:: Document segment ::

--------------------------------------------------

The professor's chronicle of reforms

Former RBI Governor C Rangarajan's memoir is an analytical supplement to the history of the central bank, and useful in understanding the foundational measures for undertaking deep reforms

book cover
Forks in the Road: My Days at RBI and Beyond
M S Sriram
5 min read Last Updated : Nov 15 2022 | 10:09 PM IST
Forks in the Road: My Days at RBI and Beyond
Author: C Rangarajan
Publisher: Penguin
Pages: 346
Price: Rs 699

C Rangarajan’s memoirs, which are largely about the work in Reserve Bank of India (RBI), are different from the two other books written by former governors. Y V Reddy’s memoirs were about his professional life, with a large part of it focused on RBI and the financial system, and D Subbarao’s were restricted to his five-year stint at the RBI and nothing beyond. Both memoirs described the challenges the writers faced in their respective positions within a larger frame of personalities, hierarchies, tensions and anecdotes. Raghuram Rajan and Urjit Patel, former governors as well as Viral Acharya, former deputy governor, have also published books, but they were largely around the speeches they delivered when in office. Dr Rangarajan’s book appears to be a combination of both approaches — extensively dipping into his statements, speeches and written material during his time in office but also looking at the big picture in hindsight. If one is looking for juicy anecdotes that make for tantalising reading, this is not the book for you. Even when he tackles difficult and controversial aspects of his days in the RBI, Dr Rangarajan does not lower his  academic guard.
Dr Rangarajan was with the RBI during the most significant years for the post-independence economic administration. He was there during the 1991 balance of payments crisis, during economic liberalisation and reform, the process of licensing private banks — an initiative that reversed the policy of nationalisation and turned towards tolerating and accommodating the private sector — and when state-owned banks were brought into the markets, moving towards more market-facing reforms. That must have been an exciting time to be at the helm of affairs with plenty of negotiations with naysayers and reluctant reformers. We do not, however, get a glimpse about the art of negotiation but a dry and stoic narration of the outcomes rather than the processes.

The question is whether this is a good approach to write a memoir. In fact, Dr Rangarajan starts by asking whether it was essential to write this book, given that the RBI itself has produced a history of the institution and his time at crucial positions as deputy governor and later as governor was covered in that book. This doubt and the later decision to write, and the style he has adopted locates the approach nearer to institutional history rather than a personal memoir. Therefore, we find Dr Rangarajan the professor in the foreground, while the person recedes to the background. He examines the issues he tackled as structural issues needing a policy response. This policy response is tested on the theoretical basis to see if it has worked with the benefit of hindsight. There is little insight we get about the process of policy-making.

--------------------------------------------------

:: Material shown ::
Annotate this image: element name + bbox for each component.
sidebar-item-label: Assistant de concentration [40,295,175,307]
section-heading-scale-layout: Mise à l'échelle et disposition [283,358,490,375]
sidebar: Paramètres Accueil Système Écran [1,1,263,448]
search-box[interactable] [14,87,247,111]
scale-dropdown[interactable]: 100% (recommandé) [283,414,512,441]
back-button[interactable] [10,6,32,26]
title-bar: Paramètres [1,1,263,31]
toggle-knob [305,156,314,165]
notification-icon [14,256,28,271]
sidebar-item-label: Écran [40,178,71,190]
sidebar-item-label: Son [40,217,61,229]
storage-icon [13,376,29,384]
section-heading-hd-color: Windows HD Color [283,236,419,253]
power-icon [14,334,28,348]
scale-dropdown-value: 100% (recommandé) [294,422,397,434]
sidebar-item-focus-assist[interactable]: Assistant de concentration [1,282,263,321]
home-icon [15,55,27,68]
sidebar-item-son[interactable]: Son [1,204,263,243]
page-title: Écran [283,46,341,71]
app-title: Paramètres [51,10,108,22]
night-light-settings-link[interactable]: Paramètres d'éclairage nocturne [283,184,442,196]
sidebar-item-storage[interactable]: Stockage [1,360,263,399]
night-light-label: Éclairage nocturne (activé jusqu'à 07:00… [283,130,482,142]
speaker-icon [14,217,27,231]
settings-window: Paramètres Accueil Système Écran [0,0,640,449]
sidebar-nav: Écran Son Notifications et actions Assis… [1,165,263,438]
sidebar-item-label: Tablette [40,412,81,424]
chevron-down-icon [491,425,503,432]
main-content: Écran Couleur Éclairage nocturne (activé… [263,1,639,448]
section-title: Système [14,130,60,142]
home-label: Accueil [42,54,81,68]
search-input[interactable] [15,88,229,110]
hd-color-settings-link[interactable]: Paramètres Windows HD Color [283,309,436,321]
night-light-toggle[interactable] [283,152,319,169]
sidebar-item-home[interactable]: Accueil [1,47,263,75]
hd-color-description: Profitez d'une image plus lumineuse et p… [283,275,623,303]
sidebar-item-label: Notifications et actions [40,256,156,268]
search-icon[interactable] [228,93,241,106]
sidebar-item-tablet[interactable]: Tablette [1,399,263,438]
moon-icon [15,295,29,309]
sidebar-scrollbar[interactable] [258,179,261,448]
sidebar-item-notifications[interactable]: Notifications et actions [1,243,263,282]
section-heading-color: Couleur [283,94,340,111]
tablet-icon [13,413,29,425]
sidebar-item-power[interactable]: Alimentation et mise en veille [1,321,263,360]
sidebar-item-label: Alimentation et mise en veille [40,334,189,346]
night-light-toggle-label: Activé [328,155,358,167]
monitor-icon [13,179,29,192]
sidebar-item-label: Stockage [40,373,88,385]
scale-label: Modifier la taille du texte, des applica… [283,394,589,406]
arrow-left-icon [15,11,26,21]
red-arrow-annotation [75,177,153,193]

--------------------------------------------------

:: Tasks to carry out ::
1 – Name every person other than C Rangarajan whom the review of his RBI memoir mentions as a former RBI governor or deputy governor who has written books.
2 – In the review of Rangarajan's RBI memoir, copy the stretch from "The question is" through "process of policy-making." word for word.
3 – Continue the review of Rangarajan's RBI memoir from the point where it stops.

:: Responses to the exercise ::
1 –
Y V Reddy
D Subbarao
Raghuram Rajan
Urjit Patel
Viral Acharya

2 –
The question is whether this is a good approach to write a memoir. In fact, Dr Rangarajan starts by asking whether it was essential to write this book, given that the RBI itself has produced a history of the institution and his time at crucial positions as deputy governor and later as governor was covered in that book. This doubt and the later decision to write, and the style he has adopted locates the approach nearer to institutional history rather than a personal memoir. Therefore, we find Dr Rangarajan the professor in the foreground, while the person recedes to the background. He examines the issues he tackled as structural issues needing a policy response. This policy response is tested on the theoretical basis to see if it has worked with the benefit of hindsight. There is little insight we get about the process of policy-making.

3 –
Dr Rangarajan presents his arguments and the policy measures that were taken along with data. Whether it is about the balance of payments crisis, rupee devaluation or the banking sector, the arguments are laid out in a dispassionate and detached manner. This is a good historical account of how the RBI’s role has been evolving. The transition from high levels of controls — where there were heavy preemptions for the banking sector in the form of cash reserve ratios and statutory liquidity ratios, and administered interest rates — to liberalisation, including on the exchange rates, marked a significant paradigm shift. Similarly, on the fiscal front, the move towards doing away with automatic remonetisation to lay the foundation for the Fiscal Responsibility and Budget Management Bill that was passed later could not have happened unless the preparatory work was done by the economic management led by the RBI and Dr Rangarajan.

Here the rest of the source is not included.